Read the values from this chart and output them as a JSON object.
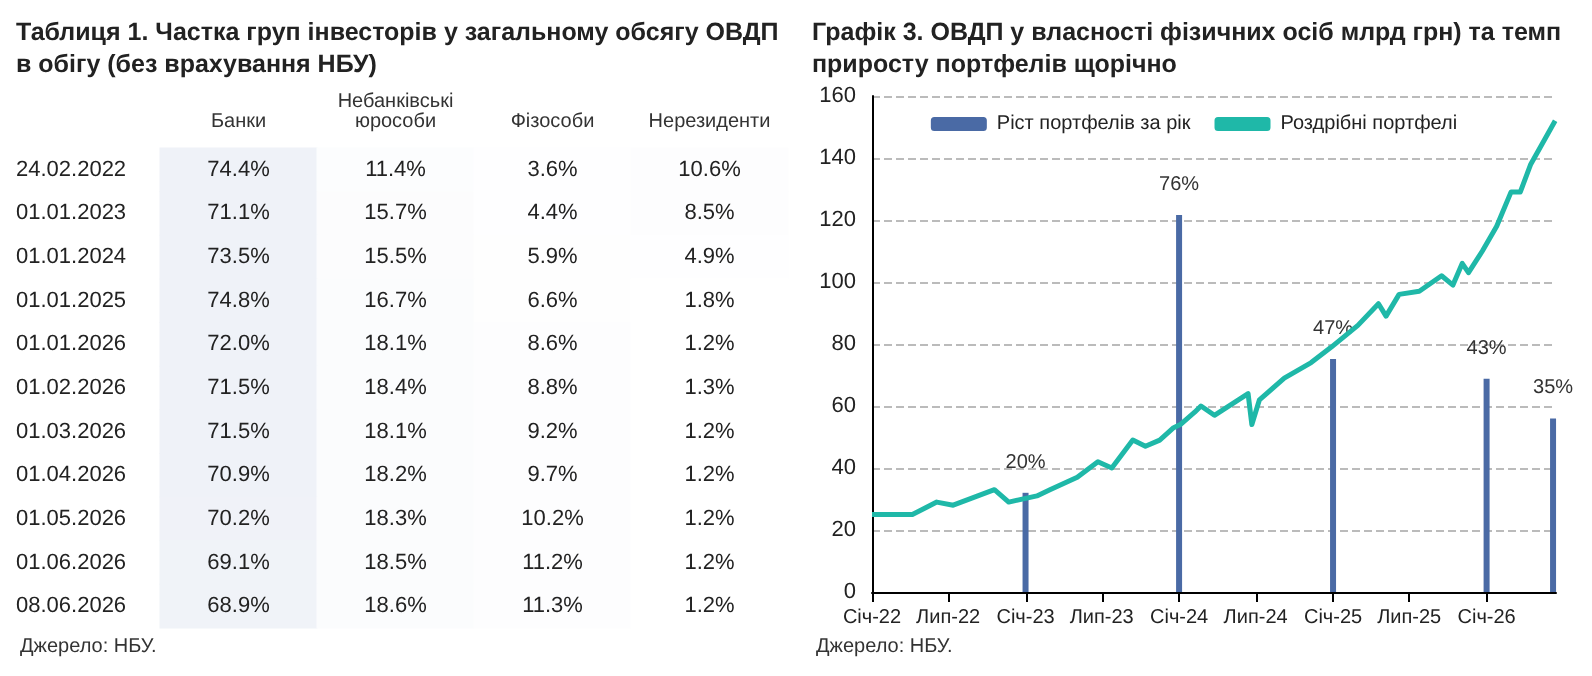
{
  "chart_data": [
    {
      "type": "heatmap",
      "title": "Таблиця 1. Частка груп інвесторів у загальному обсягу ОВДП в обігу (без врахування НБУ)",
      "categories": [
        "Банки",
        "Небанківські юрособи",
        "Фізособи",
        "Нерезиденти"
      ],
      "y_categories": [
        "24.02.2022",
        "01.01.2023",
        "01.01.2024",
        "01.01.2025",
        "01.01.2026",
        "01.02.2026",
        "01.03.2026",
        "01.04.2026",
        "01.05.2026",
        "01.06.2026",
        "08.06.2026"
      ],
      "cells": [
        [
          74.4,
          11.4,
          3.6,
          10.6
        ],
        [
          71.1,
          15.7,
          4.4,
          8.5
        ],
        [
          73.5,
          15.5,
          5.9,
          4.9
        ],
        [
          74.8,
          16.7,
          6.6,
          1.8
        ],
        [
          72.0,
          18.1,
          8.6,
          1.2
        ],
        [
          71.5,
          18.4,
          8.8,
          1.3
        ],
        [
          71.5,
          18.1,
          9.2,
          1.2
        ],
        [
          70.9,
          18.2,
          9.7,
          1.2
        ],
        [
          70.2,
          18.3,
          10.2,
          1.2
        ],
        [
          69.1,
          18.5,
          11.2,
          1.2
        ],
        [
          68.9,
          18.6,
          11.3,
          1.2
        ]
      ],
      "cell_labels": [
        [
          "74.4%",
          "11.4%",
          "3.6%",
          "10.6%"
        ],
        [
          "71.1%",
          "15.7%",
          "4.4%",
          "8.5%"
        ],
        [
          "73.5%",
          "15.5%",
          "5.9%",
          "4.9%"
        ],
        [
          "74.8%",
          "16.7%",
          "6.6%",
          "1.8%"
        ],
        [
          "72.0%",
          "18.1%",
          "8.6%",
          "1.2%"
        ],
        [
          "71.5%",
          "18.4%",
          "8.8%",
          "1.3%"
        ],
        [
          "71.5%",
          "18.1%",
          "9.2%",
          "1.2%"
        ],
        [
          "70.9%",
          "18.2%",
          "9.7%",
          "1.2%"
        ],
        [
          "70.2%",
          "18.3%",
          "10.2%",
          "1.2%"
        ],
        [
          "69.1%",
          "18.5%",
          "11.2%",
          "1.2%"
        ],
        [
          "68.9%",
          "18.6%",
          "11.3%",
          "1.2%"
        ]
      ],
      "annotations": [
        "Джерело: НБУ."
      ]
    },
    {
      "type": "line",
      "title": "Графік 3. ОВДП у власності фізичних осіб млрд грн) та темп приросту портфелів щорічно",
      "xlim": [
        "2022-01-01",
        "2026-06-15"
      ],
      "xticks": [
        {
          "value": "2022-01-01",
          "label": "Січ-22"
        },
        {
          "value": "2022-07-01",
          "label": "Лип-22"
        },
        {
          "value": "2023-01-01",
          "label": "Січ-23"
        },
        {
          "value": "2023-07-01",
          "label": "Лип-23"
        },
        {
          "value": "2024-01-01",
          "label": "Січ-24"
        },
        {
          "value": "2024-07-01",
          "label": "Лип-24"
        },
        {
          "value": "2025-01-01",
          "label": "Січ-25"
        },
        {
          "value": "2025-07-01",
          "label": "Лип-25"
        },
        {
          "value": "2026-01-01",
          "label": "Січ-26"
        }
      ],
      "ylim": [
        0,
        160
      ],
      "yticks": [
        0,
        20,
        40,
        60,
        80,
        100,
        120,
        140,
        160
      ],
      "y2lim": [
        0,
        100
      ],
      "grid": "y",
      "legend": "top",
      "series": [
        {
          "name": "Ріст портфелів за рік",
          "type": "bar",
          "axis": "y2",
          "color": "#4a6aa5",
          "x": [
            "2023-01-01",
            "2024-01-01",
            "2025-01-01",
            "2026-01-01",
            "2026-06-08"
          ],
          "values": [
            20,
            76,
            47,
            43,
            35
          ],
          "value_labels": [
            "20%",
            "76%",
            "47%",
            "43%",
            "35%"
          ]
        },
        {
          "name": "Роздрібні портфелі",
          "color": "#1fb8a8",
          "x": [
            "2022-01-01",
            "2022-04-07",
            "2022-06-04",
            "2022-07-13",
            "2022-10-19",
            "2022-11-22",
            "2023-01-28",
            "2023-02-28",
            "2023-05-04",
            "2023-06-22",
            "2023-07-25",
            "2023-09-13",
            "2023-10-13",
            "2023-11-16",
            "2023-12-19",
            "2024-01-04",
            "2024-02-07",
            "2024-02-22",
            "2024-03-25",
            "2024-06-13",
            "2024-06-22",
            "2024-07-10",
            "2024-09-07",
            "2024-11-10",
            "2024-12-28",
            "2025-03-01",
            "2025-04-19",
            "2025-05-07",
            "2025-06-07",
            "2025-07-25",
            "2025-09-16",
            "2025-10-13",
            "2025-11-04",
            "2025-11-19",
            "2025-12-22",
            "2026-01-25",
            "2026-02-28",
            "2026-03-22",
            "2026-04-16",
            "2026-06-13"
          ],
          "values": [
            25,
            25,
            29,
            28,
            33,
            29,
            31,
            33,
            37,
            42,
            40,
            49,
            47,
            49,
            53,
            54,
            58,
            60,
            57,
            64,
            54,
            62,
            69,
            74,
            79,
            86,
            93,
            89,
            96,
            97,
            102,
            99,
            106,
            103,
            110,
            118,
            129,
            129,
            138,
            152
          ]
        }
      ],
      "annotations": [
        "Джерело: НБУ."
      ]
    }
  ]
}
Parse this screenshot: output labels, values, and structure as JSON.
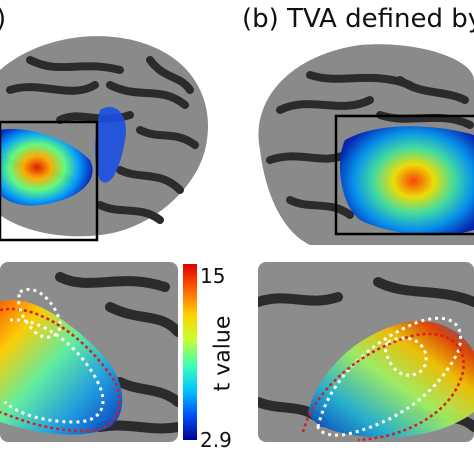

______________________________

■ REQUIRED WORK: Reproduce all of the material above word for word. Omit the pictures.

■ TASK OUTPUT:
Read the values from this chart and output them as a JSON object.
{
  "chart_data": [
    {
      "type": "heatmap",
      "title": "Таблиця 1. Частка груп інвесторів у загальному обсягу ОВДП в обігу (без врахування НБУ)",
      "categories": [
        "Банки",
        "Небанківські юрособи",
        "Фізособи",
        "Нерезиденти"
      ],
      "y_categories": [
        "24.02.2022",
        "01.01.2023",
        "01.01.2024",
        "01.01.2025",
        "01.01.2026",
        "01.02.2026",
        "01.03.2026",
        "01.04.2026",
        "01.05.2026",
        "01.06.2026",
        "08.06.2026"
      ],
      "cells": [
        [
          74.4,
          11.4,
          3.6,
          10.6
        ],
        [
          71.1,
          15.7,
          4.4,
          8.5
        ],
        [
          73.5,
          15.5,
          5.9,
          4.9
        ],
        [
          74.8,
          16.7,
          6.6,
          1.8
        ],
        [
          72.0,
          18.1,
          8.6,
          1.2
        ],
        [
          71.5,
          18.4,
          8.8,
          1.3
        ],
        [
          71.5,
          18.1,
          9.2,
          1.2
        ],
        [
          70.9,
          18.2,
          9.7,
          1.2
        ],
        [
          70.2,
          18.3,
          10.2,
          1.2
        ],
        [
          69.1,
          18.5,
          11.2,
          1.2
        ],
        [
          68.9,
          18.6,
          11.3,
          1.2
        ]
      ],
      "cell_labels": [
        [
          "74.4%",
          "11.4%",
          "3.6%",
          "10.6%"
        ],
        [
          "71.1%",
          "15.7%",
          "4.4%",
          "8.5%"
        ],
        [
          "73.5%",
          "15.5%",
          "5.9%",
          "4.9%"
        ],
        [
          "74.8%",
          "16.7%",
          "6.6%",
          "1.8%"
        ],
        [
          "72.0%",
          "18.1%",
          "8.6%",
          "1.2%"
        ],
        [
          "71.5%",
          "18.4%",
          "8.8%",
          "1.3%"
        ],
        [
          "71.5%",
          "18.1%",
          "9.2%",
          "1.2%"
        ],
        [
          "70.9%",
          "18.2%",
          "9.7%",
          "1.2%"
        ],
        [
          "70.2%",
          "18.3%",
          "10.2%",
          "1.2%"
        ],
        [
          "69.1%",
          "18.5%",
          "11.2%",
          "1.2%"
        ],
        [
          "68.9%",
          "18.6%",
          "11.3%",
          "1.2%"
        ]
      ],
      "annotations": [
        "Джерело: НБУ."
      ]
    },
    {
      "type": "line",
      "title": "Графік 3. ОВДП у власності фізичних осіб млрд грн) та темп приросту портфелів щорічно",
      "xlim": [
        "2022-01-01",
        "2026-06-15"
      ],
      "xticks": [
        {
          "value": "2022-01-01",
          "label": "Січ-22"
        },
        {
          "value": "2022-07-01",
          "label": "Лип-22"
        },
        {
          "value": "2023-01-01",
          "label": "Січ-23"
        },
        {
          "value": "2023-07-01",
          "label": "Лип-23"
        },
        {
          "value": "2024-01-01",
          "label": "Січ-24"
        },
        {
          "value": "2024-07-01",
          "label": "Лип-24"
        },
        {
          "value": "2025-01-01",
          "label": "Січ-25"
        },
        {
          "value": "2025-07-01",
          "label": "Лип-25"
        },
        {
          "value": "2026-01-01",
          "label": "Січ-26"
        }
      ],
      "ylim": [
        0,
        160
      ],
      "yticks": [
        0,
        20,
        40,
        60,
        80,
        100,
        120,
        140,
        160
      ],
      "y2lim": [
        0,
        100
      ],
      "grid": "y",
      "legend": "top",
      "series": [
        {
          "name": "Ріст портфелів за рік",
          "type": "bar",
          "axis": "y2",
          "color": "#4a6aa5",
          "x": [
            "2023-01-01",
            "2024-01-01",
            "2025-01-01",
            "2026-01-01",
            "2026-06-08"
          ],
          "values": [
            20,
            76,
            47,
            43,
            35
          ],
          "value_labels": [
            "20%",
            "76%",
            "47%",
            "43%",
            "35%"
          ]
        },
        {
          "name": "Роздрібні портфелі",
          "color": "#1fb8a8",
          "x": [
            "2022-01-01",
            "2022-04-07",
            "2022-06-04",
            "2022-07-13",
            "2022-10-19",
            "2022-11-22",
            "2023-01-28",
            "2023-02-28",
            "2023-05-04",
            "2023-06-22",
            "2023-07-25",
            "2023-09-13",
            "2023-10-13",
            "2023-11-16",
            "2023-12-19",
            "2024-01-04",
            "2024-02-07",
            "2024-02-22",
            "2024-03-25",
            "2024-06-13",
            "2024-06-22",
            "2024-07-10",
            "2024-09-07",
            "2024-11-10",
            "2024-12-28",
            "2025-03-01",
            "2025-04-19",
            "2025-05-07",
            "2025-06-07",
            "2025-07-25",
            "2025-09-16",
            "2025-10-13",
            "2025-11-04",
            "2025-11-19",
            "2025-12-22",
            "2026-01-25",
            "2026-02-28",
            "2026-03-22",
            "2026-04-16",
            "2026-06-13"
          ],
          "values": [
            25,
            25,
            29,
            28,
            33,
            29,
            31,
            33,
            37,
            42,
            40,
            49,
            47,
            49,
            53,
            54,
            58,
            60,
            57,
            64,
            54,
            62,
            69,
            74,
            79,
            86,
            93,
            89,
            96,
            97,
            102,
            99,
            106,
            103,
            110,
            118,
            129,
            129,
            138,
            152
          ]
        }
      ],
      "annotations": [
        "Джерело: НБУ."
      ]
    }
  ]
}
Parse this screenshot: output labels, values, and structure as JSON.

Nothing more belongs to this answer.